● **SUPPLIED MATERIAL**

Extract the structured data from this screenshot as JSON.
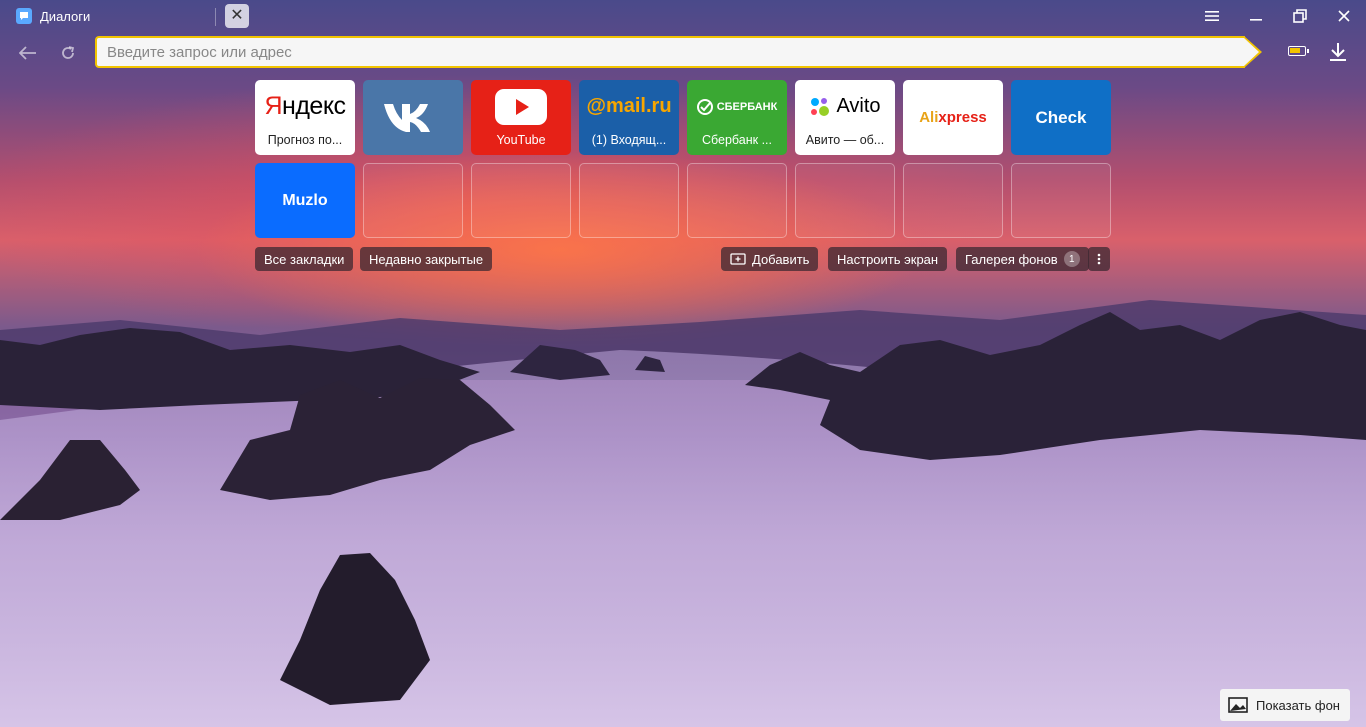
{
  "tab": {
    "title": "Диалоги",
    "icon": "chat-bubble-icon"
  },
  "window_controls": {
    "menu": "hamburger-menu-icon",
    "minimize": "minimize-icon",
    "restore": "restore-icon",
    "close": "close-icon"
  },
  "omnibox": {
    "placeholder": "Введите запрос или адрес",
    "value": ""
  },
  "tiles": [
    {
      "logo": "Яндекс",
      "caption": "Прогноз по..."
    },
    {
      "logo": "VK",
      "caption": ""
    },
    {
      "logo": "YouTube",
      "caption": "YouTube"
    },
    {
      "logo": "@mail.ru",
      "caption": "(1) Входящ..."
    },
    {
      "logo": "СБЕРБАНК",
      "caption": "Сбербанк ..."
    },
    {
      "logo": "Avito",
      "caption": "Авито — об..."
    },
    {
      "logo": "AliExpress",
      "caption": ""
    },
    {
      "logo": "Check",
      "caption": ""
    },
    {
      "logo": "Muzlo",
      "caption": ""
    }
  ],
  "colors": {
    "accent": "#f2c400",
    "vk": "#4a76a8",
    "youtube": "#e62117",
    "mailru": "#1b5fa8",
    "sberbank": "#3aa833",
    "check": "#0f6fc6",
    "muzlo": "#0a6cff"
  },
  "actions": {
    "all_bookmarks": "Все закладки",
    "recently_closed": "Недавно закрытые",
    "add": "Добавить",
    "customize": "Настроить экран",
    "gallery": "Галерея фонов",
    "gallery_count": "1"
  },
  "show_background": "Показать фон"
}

● **THE REQUEST**
All the records need to be repeated exactly, with the images dropped.

● **THE OUTPUT**
Extract the structured data from this screenshot as JSON.
{
  "tab": {
    "title": "Диалоги",
    "icon": "chat-bubble-icon"
  },
  "window_controls": {
    "menu": "hamburger-menu-icon",
    "minimize": "minimize-icon",
    "restore": "restore-icon",
    "close": "close-icon"
  },
  "omnibox": {
    "placeholder": "Введите запрос или адрес",
    "value": ""
  },
  "tiles": [
    {
      "logo": "Яндекс",
      "caption": "Прогноз по..."
    },
    {
      "logo": "VK",
      "caption": ""
    },
    {
      "logo": "YouTube",
      "caption": "YouTube"
    },
    {
      "logo": "@mail.ru",
      "caption": "(1) Входящ..."
    },
    {
      "logo": "СБЕРБАНК",
      "caption": "Сбербанк ..."
    },
    {
      "logo": "Avito",
      "caption": "Авито — об..."
    },
    {
      "logo": "AliExpress",
      "caption": ""
    },
    {
      "logo": "Check",
      "caption": ""
    },
    {
      "logo": "Muzlo",
      "caption": ""
    }
  ],
  "colors": {
    "accent": "#f2c400",
    "vk": "#4a76a8",
    "youtube": "#e62117",
    "mailru": "#1b5fa8",
    "sberbank": "#3aa833",
    "check": "#0f6fc6",
    "muzlo": "#0a6cff"
  },
  "actions": {
    "all_bookmarks": "Все закладки",
    "recently_closed": "Недавно закрытые",
    "add": "Добавить",
    "customize": "Настроить экран",
    "gallery": "Галерея фонов",
    "gallery_count": "1"
  },
  "show_background": "Показать фон"
}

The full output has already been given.